Objective —
Return all the entries exactly, keeping pictures out.

□ □ □

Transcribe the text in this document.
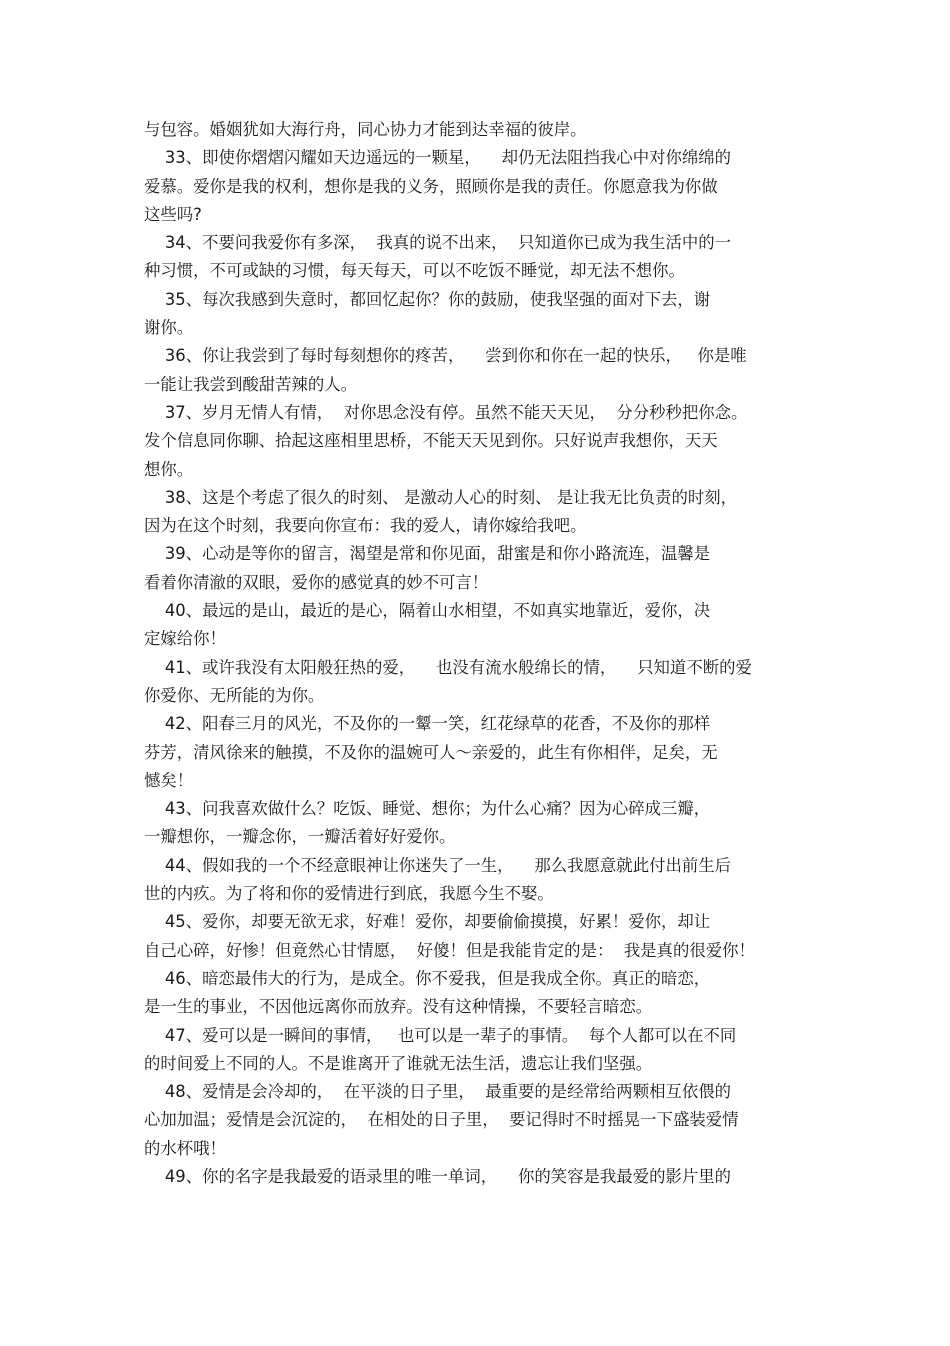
与包容。婚姻犹如大海行舟，同心协力才能到达幸福的彼岸。

33、即使你熠熠闪耀如天边遥远的一颗星，    却仍无法阻挡我心中对你绵绵的

爱慕。爱你是我的权利，想你是我的义务，照顾你是我的责任。你愿意我为你做

这些吗?

34、不要问我爱你有多深，  我真的说不出来，  只知道你已成为我生活中的一

种习惯，不可或缺的习惯，每天每天，可以不吃饭不睡觉，却无法不想你。

35、每次我感到失意时，都回忆起你？你的鼓励，使我坚强的面对下去，谢

谢你。

36、你让我尝到了每时每刻想你的疼苦，    尝到你和你在一起的快乐，   你是唯

一能让我尝到酸甜苦辣的人。

37、岁月无情人有情，  对你思念没有停。虽然不能天天见，  分分秒秒把你念。

发个信息同你聊、拾起这座相里思桥，不能天天见到你。只好说声我想你，天天

想你。

38、这是个考虑了很久的时刻、 是激动人心的时刻、 是让我无比负责的时刻，

因为在这个时刻，我要向你宣布：我的爱人，请你嫁给我吧。

39、心动是等你的留言，渴望是常和你见面，甜蜜是和你小路流连，温馨是

看着你清澈的双眼，爱你的感觉真的妙不可言！

40、最远的是山，最近的是心，隔着山水相望，不如真实地靠近，爱你，决

定嫁给你！

41、或许我没有太阳般狂热的爱，    也没有流水般绵长的情，    只知道不断的爱

你爱你、无所能的为你。

42、阳春三月的风光，不及你的一颦一笑，红花绿草的花香，不及你的那样

芬芳，清风徐来的触摸，不及你的温婉可人～亲爱的，此生有你相伴，足矣，无

憾矣！

43、问我喜欢做什么？吃饭、睡觉、想你；为什么心痛？因为心碎成三瓣，

一瓣想你，一瓣念你，一瓣活着好好爱你。

44、假如我的一个不经意眼神让你迷失了一生，    那么我愿意就此付出前生后

世的内疚。为了将和你的爱情进行到底，我愿今生不娶。

45、爱你，却要无欲无求，好难！爱你，却要偷偷摸摸，好累！爱你，却让

自己心碎，好惨！但竟然心甘情愿，  好傻！但是我能肯定的是：  我是真的很爱你！

46、暗恋最伟大的行为，是成全。你不爱我，但是我成全你。真正的暗恋，

是一生的事业，不因他远离你而放弃。没有这种情操，不要轻言暗恋。

47、爱可以是一瞬间的事情，   也可以是一辈子的事情。  每个人都可以在不同

的时间爱上不同的人。不是谁离开了谁就无法生活，遗忘让我们坚强。

48、爱情是会冷却的，  在平淡的日子里，  最重要的是经常给两颗相互依偎的

心加加温；爱情是会沉淀的，  在相处的日子里，  要记得时不时摇晃一下盛装爱情

的水杯哦！

49、你的名字是我最爱的语录里的唯一单词，    你的笑容是我最爱的影片里的
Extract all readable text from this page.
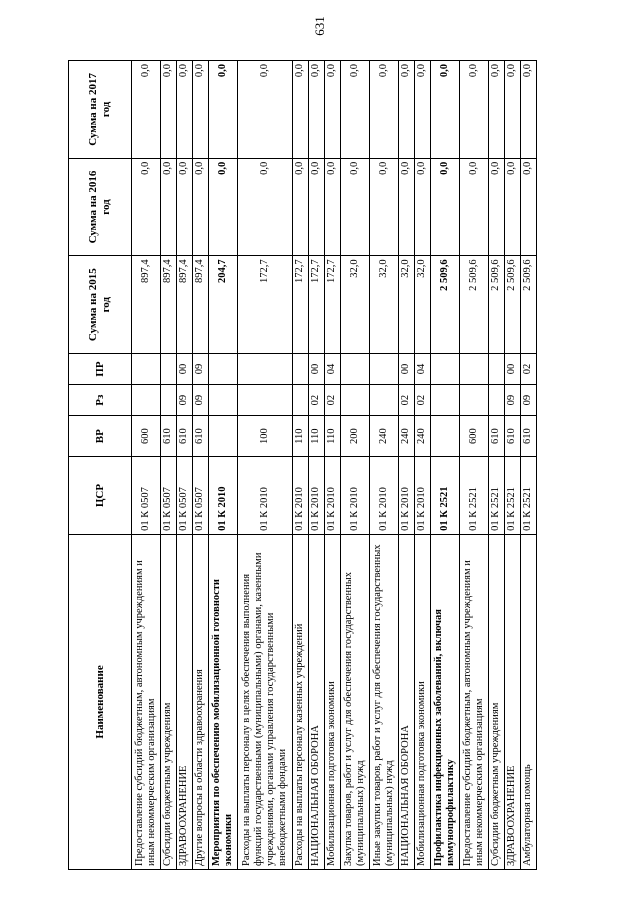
631
Наименование	ЦСР	ВР	Рз	ПР	Сумма на 2015 год	Сумма на 2016 год	Сумма на 2017 год
Предоставление субсидий бюджетным, автономным учреждениям и иным некоммерческим организациям	01 К 0507	600			897,4	0,0	0,0
Субсидии бюджетным учреждениям	01 К 0507	610			897,4	0,0	0,0
ЗДРАВООХРАНЕНИЕ	01 К 0507	610	09	00	897,4	0,0	0,0
Другие вопросы в области здравоохранения	01 К 0507	610	09	09	897,4	0,0	0,0
Мероприятия по обеспечению мобилизационной готовности экономики	01 К 2010				204,7	0,0	0,0
Расходы на выплаты персоналу в целях обеспечения выполнения функций государственными (муниципальными) органами, казенными учреждениями, органами управления государственными внебюджетными фондами	01 К 2010	100			172,7	0,0	0,0
Расходы на выплаты персоналу казенных учреждений	01 К 2010	110			172,7	0,0	0,0
НАЦИОНАЛЬНАЯ ОБОРОНА	01 К 2010	110	02	00	172,7	0,0	0,0
Мобилизационная подготовка экономики	01 К 2010	110	02	04	172,7	0,0	0,0
Закупка товаров, работ и услуг для обеспечения государственных (муниципальных) нужд	01 К 2010	200			32,0	0,0	0,0
Иные закупки товаров, работ и услуг для обеспечения государственных (муниципальных) нужд	01 К 2010	240			32,0	0,0	0,0
НАЦИОНАЛЬНАЯ ОБОРОНА	01 К 2010	240	02	00	32,0	0,0	0,0
Мобилизационная подготовка экономики	01 К 2010	240	02	04	32,0	0,0	0,0
Профилактика инфекционных заболеваний, включая иммунопрофилактику	01 К 2521				2 509,6	0,0	0,0
Предоставление субсидий бюджетным, автономным учреждениям и иным некоммерческим организациям	01 К 2521	600			2 509,6	0,0	0,0
Субсидии бюджетным учреждениям	01 К 2521	610			2 509,6	0,0	0,0
ЗДРАВООХРАНЕНИЕ	01 К 2521	610	09	00	2 509,6	0,0	0,0
Амбулаторная помощь	01 К 2521	610	09	02	2 509,6	0,0	0,0
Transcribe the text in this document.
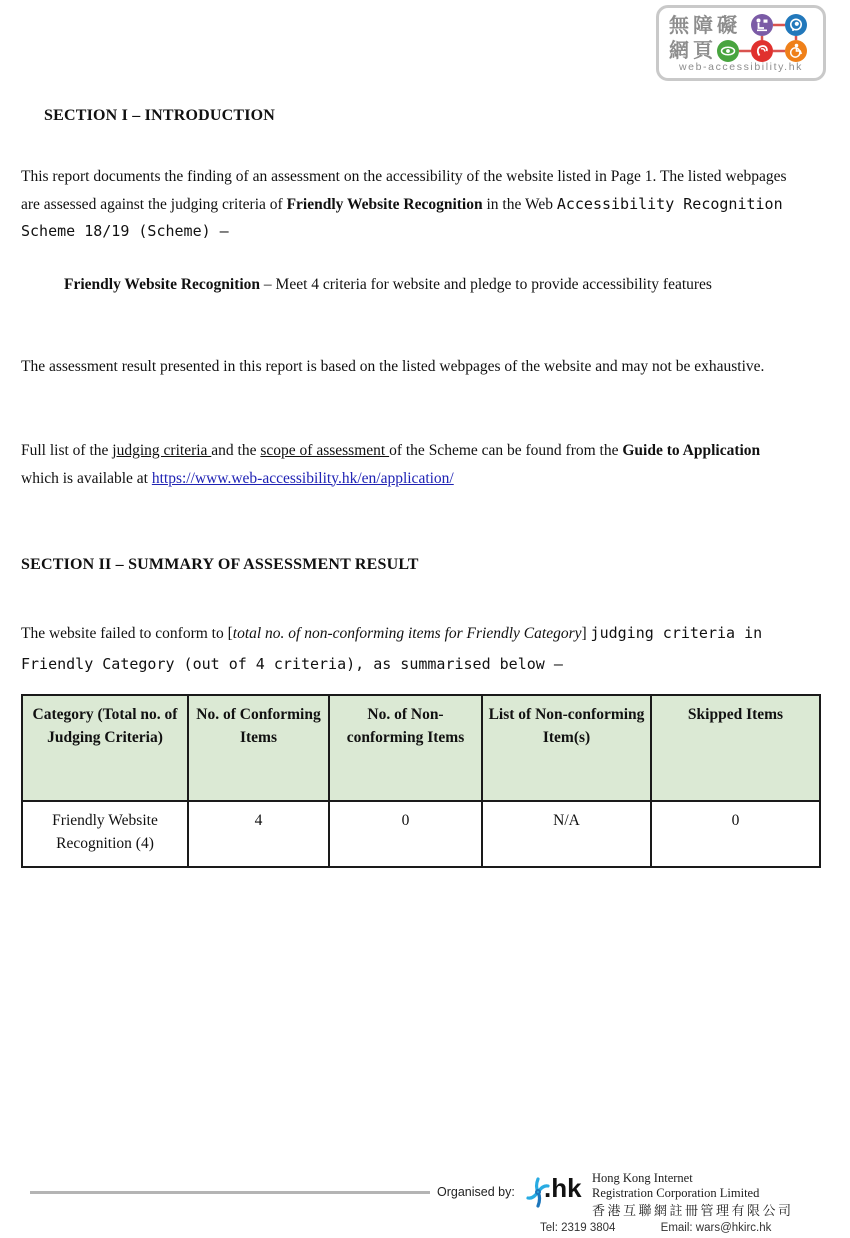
無障礙
網頁
web-accessibility.hk
SECTION I – INTRODUCTION
This report documents the finding of an assessment on the accessibility of the website listed in Page 1. The listed webpages are assessed against the judging criteria of Friendly Website Recognition in the Web Accessibility Recognition Scheme 18/19 (Scheme) –
Friendly Website Recognition – Meet 4 criteria for website and pledge to provide accessibility features
The assessment result presented in this report is based on the listed webpages of the website and may not be exhaustive.
Full list of the judging criteria and the scope of assessment of the Scheme can be found from the Guide to Application which is available at https://www.web-accessibility.hk/en/application/
SECTION II – SUMMARY OF ASSESSMENT RESULT
The website failed to conform to [total no. of non-conforming items for Friendly Category] judging criteria in Friendly Category (out of 4 criteria), as summarised below –
Category (Total no. of Judging Criteria)	No. of Conforming Items	No. of Non-conforming Items	List of Non-conforming Item(s)	Skipped Items
Friendly Website Recognition (4)	4	0	N/A	0
Organised by: .hk Hong Kong Internet
Registration Corporation Limited
香港互聯網註冊管理有限公司
Tel: 2319 3804	Email: wars@hkirc.hk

□ □ □

Result below —
Transcribe the text in this document.
与包容。婚姻犹如大海行舟，同心协力才能到达幸福的彼岸。

33、即使你熠熠闪耀如天边遥远的一颗星，    却仍无法阻挡我心中对你绵绵的

爱慕。爱你是我的权利，想你是我的义务，照顾你是我的责任。你愿意我为你做

这些吗?

34、不要问我爱你有多深，  我真的说不出来，  只知道你已成为我生活中的一

种习惯，不可或缺的习惯，每天每天，可以不吃饭不睡觉，却无法不想你。

35、每次我感到失意时，都回忆起你？你的鼓励，使我坚强的面对下去，谢

谢你。

36、你让我尝到了每时每刻想你的疼苦，    尝到你和你在一起的快乐，   你是唯

一能让我尝到酸甜苦辣的人。

37、岁月无情人有情，  对你思念没有停。虽然不能天天见，  分分秒秒把你念。

发个信息同你聊、拾起这座相里思桥，不能天天见到你。只好说声我想你，天天

想你。

38、这是个考虑了很久的时刻、 是激动人心的时刻、 是让我无比负责的时刻，

因为在这个时刻，我要向你宣布：我的爱人，请你嫁给我吧。

39、心动是等你的留言，渴望是常和你见面，甜蜜是和你小路流连，温馨是

看着你清澈的双眼，爱你的感觉真的妙不可言！

40、最远的是山，最近的是心，隔着山水相望，不如真实地靠近，爱你，决

定嫁给你！

41、或许我没有太阳般狂热的爱，    也没有流水般绵长的情，    只知道不断的爱

你爱你、无所能的为你。

42、阳春三月的风光，不及你的一颦一笑，红花绿草的花香，不及你的那样

芬芳，清风徐来的触摸，不及你的温婉可人～亲爱的，此生有你相伴，足矣，无

憾矣！

43、问我喜欢做什么？吃饭、睡觉、想你；为什么心痛？因为心碎成三瓣，

一瓣想你，一瓣念你，一瓣活着好好爱你。

44、假如我的一个不经意眼神让你迷失了一生，    那么我愿意就此付出前生后

世的内疚。为了将和你的爱情进行到底，我愿今生不娶。

45、爱你，却要无欲无求，好难！爱你，却要偷偷摸摸，好累！爱你，却让

自己心碎，好惨！但竟然心甘情愿，  好傻！但是我能肯定的是：  我是真的很爱你！

46、暗恋最伟大的行为，是成全。你不爱我，但是我成全你。真正的暗恋，

是一生的事业，不因他远离你而放弃。没有这种情操，不要轻言暗恋。

47、爱可以是一瞬间的事情，   也可以是一辈子的事情。  每个人都可以在不同

的时间爱上不同的人。不是谁离开了谁就无法生活，遗忘让我们坚强。

48、爱情是会冷却的，  在平淡的日子里，  最重要的是经常给两颗相互依偎的

心加加温；爱情是会沉淀的，  在相处的日子里，  要记得时不时摇晃一下盛装爱情

的水杯哦！

49、你的名字是我最爱的语录里的唯一单词，    你的笑容是我最爱的影片里的
Extract all readable text from this page.
631
Наименование	ЦСР	ВР	Рз	ПР	Сумма на 2015 год	Сумма на 2016 год	Сумма на 2017 год
Предоставление субсидий бюджетным, автономным учреждениям и иным некоммерческим организациям	01 К 0507	600			897,4	0,0	0,0
Субсидии бюджетным учреждениям	01 К 0507	610			897,4	0,0	0,0
ЗДРАВООХРАНЕНИЕ	01 К 0507	610	09	00	897,4	0,0	0,0
Другие вопросы в области здравоохранения	01 К 0507	610	09	09	897,4	0,0	0,0
Мероприятия по обеспечению мобилизационной готовности экономики	01 К 2010				204,7	0,0	0,0
Расходы на выплаты персоналу в целях обеспечения выполнения функций государственными (муниципальными) органами, казенными учреждениями, органами управления государственными внебюджетными фондами	01 К 2010	100			172,7	0,0	0,0
Расходы на выплаты персоналу казенных учреждений	01 К 2010	110			172,7	0,0	0,0
НАЦИОНАЛЬНАЯ ОБОРОНА	01 К 2010	110	02	00	172,7	0,0	0,0
Мобилизационная подготовка экономики	01 К 2010	110	02	04	172,7	0,0	0,0
Закупка товаров, работ и услуг для обеспечения государственных (муниципальных) нужд	01 К 2010	200			32,0	0,0	0,0
Иные закупки товаров, работ и услуг для обеспечения государственных (муниципальных) нужд	01 К 2010	240			32,0	0,0	0,0
НАЦИОНАЛЬНАЯ ОБОРОНА	01 К 2010	240	02	00	32,0	0,0	0,0
Мобилизационная подготовка экономики	01 К 2010	240	02	04	32,0	0,0	0,0
Профилактика инфекционных заболеваний, включая иммунопрофилактику	01 К 2521				2 509,6	0,0	0,0
Предоставление субсидий бюджетным, автономным учреждениям и иным некоммерческим организациям	01 К 2521	600			2 509,6	0,0	0,0
Субсидии бюджетным учреждениям	01 К 2521	610			2 509,6	0,0	0,0
ЗДРАВООХРАНЕНИЕ	01 К 2521	610	09	00	2 509,6	0,0	0,0
Амбулаторная помощь	01 К 2521	610	09	02	2 509,6	0,0	0,0
Transcribe the text in this document.
無障礙
網頁
web-accessibility.hk
SECTION I – INTRODUCTION
This report documents the finding of an assessment on the accessibility of the website listed in Page 1. The listed webpages are assessed against the judging criteria of Friendly Website Recognition in the Web Accessibility Recognition Scheme 18/19 (Scheme) –
Friendly Website Recognition – Meet 4 criteria for website and pledge to provide accessibility features
The assessment result presented in this report is based on the listed webpages of the website and may not be exhaustive.
Full list of the judging criteria and the scope of assessment of the Scheme can be found from the Guide to Application which is available at https://www.web-accessibility.hk/en/application/
SECTION II – SUMMARY OF ASSESSMENT RESULT
The website failed to conform to [total no. of non-conforming items for Friendly Category] judging criteria in Friendly Category (out of 4 criteria), as summarised below –
Category (Total no. of Judging Criteria)	No. of Conforming Items	No. of Non-conforming Items	List of Non-conforming Item(s)	Skipped Items
Friendly Website Recognition (4)	4	0	N/A	0
Organised by: .hk Hong Kong Internet
Registration Corporation Limited
香港互聯網註冊管理有限公司
Tel: 2319 3804	Email: wars@hkirc.hk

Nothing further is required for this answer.